(Stored entries)
· · · · ·
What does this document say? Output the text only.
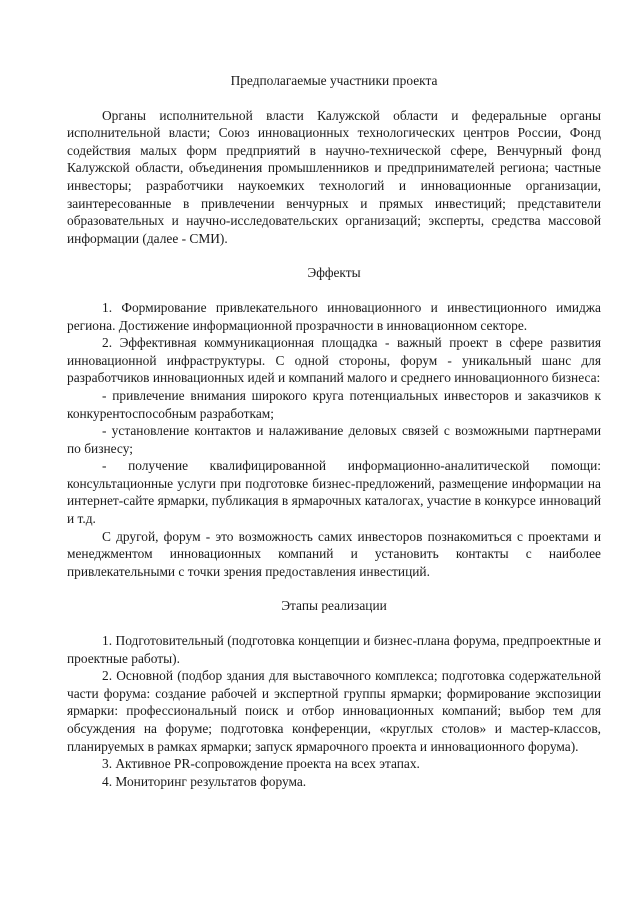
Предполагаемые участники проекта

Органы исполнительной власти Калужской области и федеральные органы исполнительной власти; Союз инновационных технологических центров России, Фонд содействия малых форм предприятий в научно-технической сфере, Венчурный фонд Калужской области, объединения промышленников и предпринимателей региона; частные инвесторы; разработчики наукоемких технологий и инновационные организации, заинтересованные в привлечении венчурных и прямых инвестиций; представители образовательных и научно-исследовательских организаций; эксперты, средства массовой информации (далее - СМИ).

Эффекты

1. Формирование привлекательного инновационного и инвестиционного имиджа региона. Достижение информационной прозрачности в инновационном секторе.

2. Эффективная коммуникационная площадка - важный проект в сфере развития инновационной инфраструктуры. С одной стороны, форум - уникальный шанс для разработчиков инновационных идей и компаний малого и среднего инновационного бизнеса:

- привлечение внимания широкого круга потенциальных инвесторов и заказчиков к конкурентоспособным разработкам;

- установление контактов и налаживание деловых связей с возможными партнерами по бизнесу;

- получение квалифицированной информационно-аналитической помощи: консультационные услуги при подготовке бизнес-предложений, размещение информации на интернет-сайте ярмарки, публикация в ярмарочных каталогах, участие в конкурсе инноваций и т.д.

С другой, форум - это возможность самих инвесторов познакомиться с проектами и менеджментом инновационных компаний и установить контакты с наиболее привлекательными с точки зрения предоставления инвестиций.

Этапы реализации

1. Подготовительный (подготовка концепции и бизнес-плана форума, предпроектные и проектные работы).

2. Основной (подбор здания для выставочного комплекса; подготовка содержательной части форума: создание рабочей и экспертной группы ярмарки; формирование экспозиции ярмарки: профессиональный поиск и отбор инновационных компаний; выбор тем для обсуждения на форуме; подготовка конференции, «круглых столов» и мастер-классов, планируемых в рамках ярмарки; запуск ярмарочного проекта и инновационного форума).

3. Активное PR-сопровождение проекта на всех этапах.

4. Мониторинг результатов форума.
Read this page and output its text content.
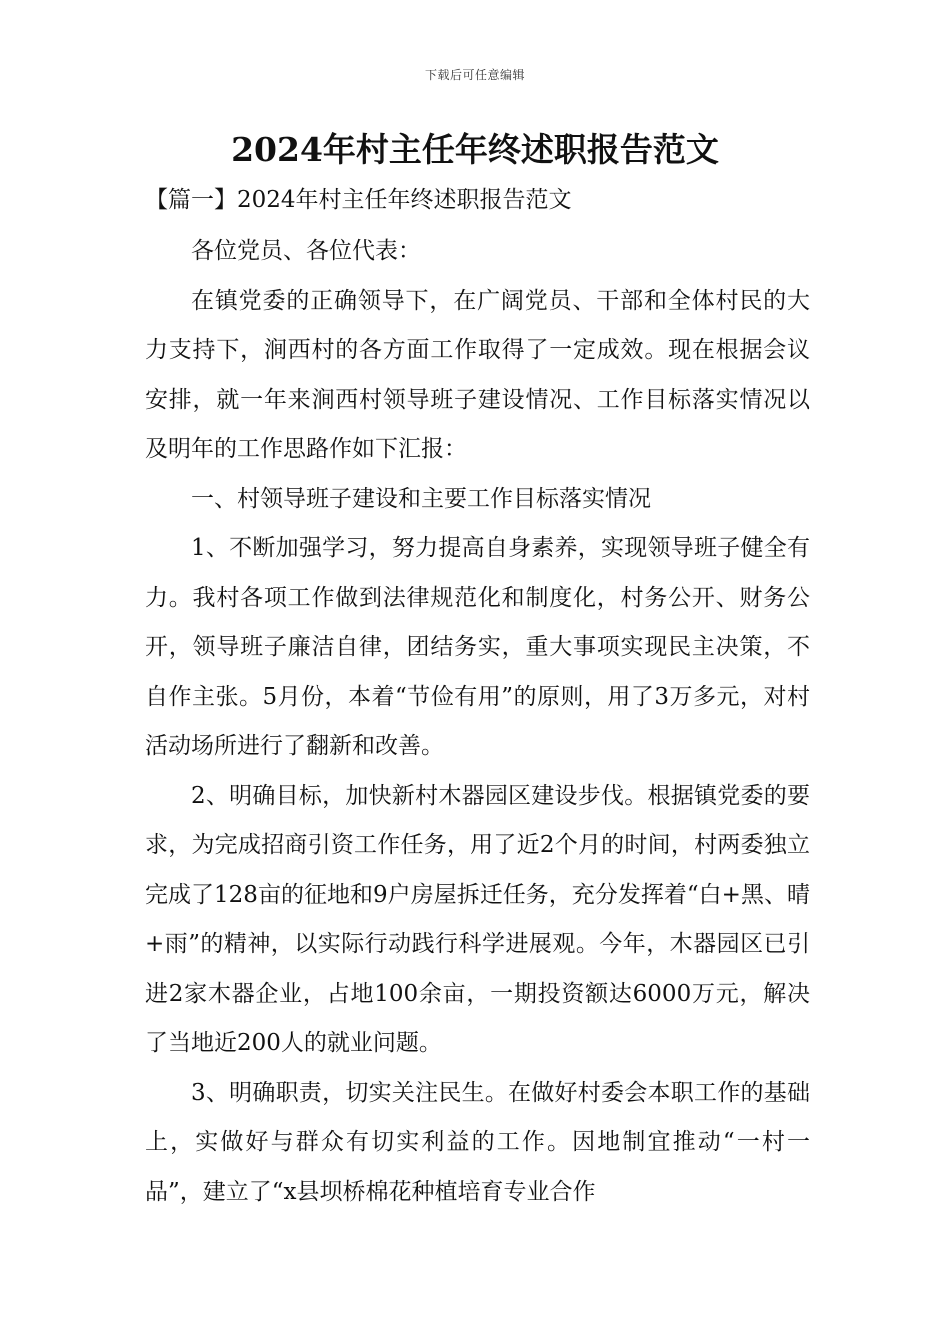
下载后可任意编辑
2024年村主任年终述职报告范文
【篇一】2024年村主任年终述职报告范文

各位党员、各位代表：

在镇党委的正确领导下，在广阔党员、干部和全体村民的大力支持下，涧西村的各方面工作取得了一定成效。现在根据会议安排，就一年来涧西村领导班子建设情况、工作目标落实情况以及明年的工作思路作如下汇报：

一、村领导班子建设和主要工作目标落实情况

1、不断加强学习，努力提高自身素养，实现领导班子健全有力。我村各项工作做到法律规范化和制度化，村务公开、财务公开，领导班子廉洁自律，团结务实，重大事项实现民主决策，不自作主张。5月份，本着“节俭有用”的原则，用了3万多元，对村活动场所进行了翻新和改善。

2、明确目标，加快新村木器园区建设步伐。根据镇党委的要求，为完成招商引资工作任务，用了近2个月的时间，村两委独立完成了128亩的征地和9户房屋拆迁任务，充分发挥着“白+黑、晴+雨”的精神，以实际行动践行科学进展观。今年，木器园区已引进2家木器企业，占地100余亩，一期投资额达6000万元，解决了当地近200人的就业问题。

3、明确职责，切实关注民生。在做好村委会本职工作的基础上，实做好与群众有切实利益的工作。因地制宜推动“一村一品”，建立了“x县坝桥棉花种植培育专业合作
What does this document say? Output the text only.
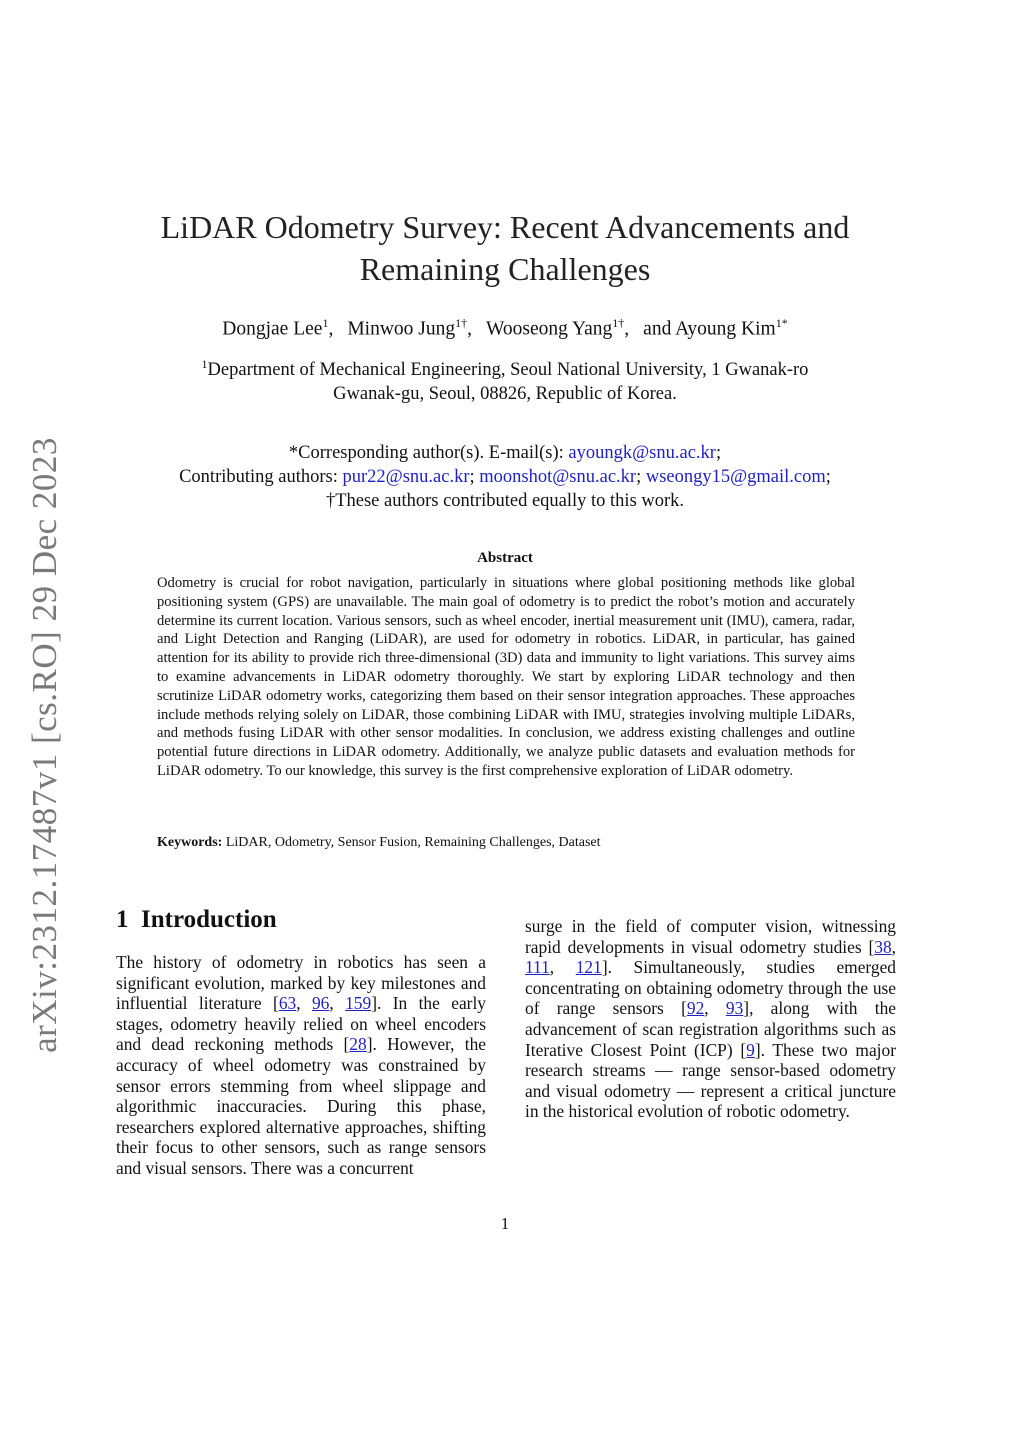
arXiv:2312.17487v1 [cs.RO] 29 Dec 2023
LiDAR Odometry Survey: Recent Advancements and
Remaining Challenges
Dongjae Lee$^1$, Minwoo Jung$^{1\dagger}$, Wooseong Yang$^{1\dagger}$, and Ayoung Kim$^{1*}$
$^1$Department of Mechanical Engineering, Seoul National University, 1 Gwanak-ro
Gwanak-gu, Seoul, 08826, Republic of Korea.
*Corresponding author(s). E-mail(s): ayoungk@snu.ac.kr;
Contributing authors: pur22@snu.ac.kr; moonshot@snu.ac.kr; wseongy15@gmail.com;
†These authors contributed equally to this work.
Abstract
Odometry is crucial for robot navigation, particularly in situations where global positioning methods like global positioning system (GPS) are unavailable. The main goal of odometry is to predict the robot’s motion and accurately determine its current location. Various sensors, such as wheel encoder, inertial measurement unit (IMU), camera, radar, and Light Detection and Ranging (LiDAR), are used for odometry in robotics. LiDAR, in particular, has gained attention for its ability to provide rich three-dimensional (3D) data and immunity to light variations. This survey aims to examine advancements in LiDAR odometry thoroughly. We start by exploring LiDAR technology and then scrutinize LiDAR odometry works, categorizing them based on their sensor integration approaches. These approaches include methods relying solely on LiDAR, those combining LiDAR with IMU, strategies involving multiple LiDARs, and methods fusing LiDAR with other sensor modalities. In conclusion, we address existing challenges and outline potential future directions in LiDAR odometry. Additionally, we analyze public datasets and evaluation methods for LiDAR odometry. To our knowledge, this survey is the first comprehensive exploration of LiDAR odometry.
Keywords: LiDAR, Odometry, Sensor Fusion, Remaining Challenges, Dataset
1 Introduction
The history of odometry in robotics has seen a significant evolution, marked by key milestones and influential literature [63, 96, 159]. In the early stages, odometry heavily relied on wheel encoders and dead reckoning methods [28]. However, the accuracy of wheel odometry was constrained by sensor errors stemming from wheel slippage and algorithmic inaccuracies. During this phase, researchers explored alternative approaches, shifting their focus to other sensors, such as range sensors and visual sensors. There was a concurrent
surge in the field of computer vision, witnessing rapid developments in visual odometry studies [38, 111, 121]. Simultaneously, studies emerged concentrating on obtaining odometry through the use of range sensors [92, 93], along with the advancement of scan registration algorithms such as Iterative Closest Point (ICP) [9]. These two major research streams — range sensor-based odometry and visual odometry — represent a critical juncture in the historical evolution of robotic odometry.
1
· · · · ·
*What is required*
Reproduce the listing exactly. Leave its pictures out.

*Full response*
What does this document say? Output the text only.
Предполагаемые участники проекта

Органы исполнительной власти Калужской области и федеральные органы исполнительной власти; Союз инновационных технологических центров России, Фонд содействия малых форм предприятий в научно-технической сфере, Венчурный фонд Калужской области, объединения промышленников и предпринимателей региона; частные инвесторы; разработчики наукоемких технологий и инновационные организации, заинтересованные в привлечении венчурных и прямых инвестиций; представители образовательных и научно-исследовательских организаций; эксперты, средства массовой информации (далее - СМИ).

Эффекты

1. Формирование привлекательного инновационного и инвестиционного имиджа региона. Достижение информационной прозрачности в инновационном секторе.

2. Эффективная коммуникационная площадка - важный проект в сфере развития инновационной инфраструктуры. С одной стороны, форум - уникальный шанс для разработчиков инновационных идей и компаний малого и среднего инновационного бизнеса:

- привлечение внимания широкого круга потенциальных инвесторов и заказчиков к конкурентоспособным разработкам;

- установление контактов и налаживание деловых связей с возможными партнерами по бизнесу;

- получение квалифицированной информационно-аналитической помощи: консультационные услуги при подготовке бизнес-предложений, размещение информации на интернет-сайте ярмарки, публикация в ярмарочных каталогах, участие в конкурсе инноваций и т.д.

С другой, форум - это возможность самих инвесторов познакомиться с проектами и менеджментом инновационных компаний и установить контакты с наиболее привлекательными с точки зрения предоставления инвестиций.

Этапы реализации

1. Подготовительный (подготовка концепции и бизнес-плана форума, предпроектные и проектные работы).

2. Основной (подбор здания для выставочного комплекса; подготовка содержательной части форума: создание рабочей и экспертной группы ярмарки; формирование экспозиции ярмарки: профессиональный поиск и отбор инновационных компаний; выбор тем для обсуждения на форуме; подготовка конференции, «круглых столов» и мастер-классов, планируемых в рамках ярмарки; запуск ярмарочного проекта и инновационного форума).

3. Активное PR-сопровождение проекта на всех этапах.

4. Мониторинг результатов форума.
Read this page and output its text content.
下载后可任意编辑
2024年村主任年终述职报告范文
【篇一】2024年村主任年终述职报告范文

各位党员、各位代表：

在镇党委的正确领导下，在广阔党员、干部和全体村民的大力支持下，涧西村的各方面工作取得了一定成效。现在根据会议安排，就一年来涧西村领导班子建设情况、工作目标落实情况以及明年的工作思路作如下汇报：

一、村领导班子建设和主要工作目标落实情况

1、不断加强学习，努力提高自身素养，实现领导班子健全有力。我村各项工作做到法律规范化和制度化，村务公开、财务公开，领导班子廉洁自律，团结务实，重大事项实现民主决策，不自作主张。5月份，本着“节俭有用”的原则，用了3万多元，对村活动场所进行了翻新和改善。

2、明确目标，加快新村木器园区建设步伐。根据镇党委的要求，为完成招商引资工作任务，用了近2个月的时间，村两委独立完成了128亩的征地和9户房屋拆迁任务，充分发挥着“白+黑、晴+雨”的精神，以实际行动践行科学进展观。今年，木器园区已引进2家木器企业，占地100余亩，一期投资额达6000万元，解决了当地近200人的就业问题。

3、明确职责，切实关注民生。在做好村委会本职工作的基础上，实做好与群众有切实利益的工作。因地制宜推动“一村一品”，建立了“x县坝桥棉花种植培育专业合作
What does this document say? Output the text only.
arXiv:2312.17487v1 [cs.RO] 29 Dec 2023
LiDAR Odometry Survey: Recent Advancements and
Remaining Challenges
Dongjae Lee$^1$, Minwoo Jung$^{1\dagger}$, Wooseong Yang$^{1\dagger}$, and Ayoung Kim$^{1*}$
$^1$Department of Mechanical Engineering, Seoul National University, 1 Gwanak-ro
Gwanak-gu, Seoul, 08826, Republic of Korea.
*Corresponding author(s). E-mail(s): ayoungk@snu.ac.kr;
Contributing authors: pur22@snu.ac.kr; moonshot@snu.ac.kr; wseongy15@gmail.com;
†These authors contributed equally to this work.
Abstract
Odometry is crucial for robot navigation, particularly in situations where global positioning methods like global positioning system (GPS) are unavailable. The main goal of odometry is to predict the robot’s motion and accurately determine its current location. Various sensors, such as wheel encoder, inertial measurement unit (IMU), camera, radar, and Light Detection and Ranging (LiDAR), are used for odometry in robotics. LiDAR, in particular, has gained attention for its ability to provide rich three-dimensional (3D) data and immunity to light variations. This survey aims to examine advancements in LiDAR odometry thoroughly. We start by exploring LiDAR technology and then scrutinize LiDAR odometry works, categorizing them based on their sensor integration approaches. These approaches include methods relying solely on LiDAR, those combining LiDAR with IMU, strategies involving multiple LiDARs, and methods fusing LiDAR with other sensor modalities. In conclusion, we address existing challenges and outline potential future directions in LiDAR odometry. Additionally, we analyze public datasets and evaluation methods for LiDAR odometry. To our knowledge, this survey is the first comprehensive exploration of LiDAR odometry.
Keywords: LiDAR, Odometry, Sensor Fusion, Remaining Challenges, Dataset
1 Introduction
The history of odometry in robotics has seen a significant evolution, marked by key milestones and influential literature [63, 96, 159]. In the early stages, odometry heavily relied on wheel encoders and dead reckoning methods [28]. However, the accuracy of wheel odometry was constrained by sensor errors stemming from wheel slippage and algorithmic inaccuracies. During this phase, researchers explored alternative approaches, shifting their focus to other sensors, such as range sensors and visual sensors. There was a concurrent
surge in the field of computer vision, witnessing rapid developments in visual odometry studies [38, 111, 121]. Simultaneously, studies emerged concentrating on obtaining odometry through the use of range sensors [92, 93], along with the advancement of scan registration algorithms such as Iterative Closest Point (ICP) [9]. These two major research streams — range sensor-based odometry and visual odometry — represent a critical juncture in the historical evolution of robotic odometry.
1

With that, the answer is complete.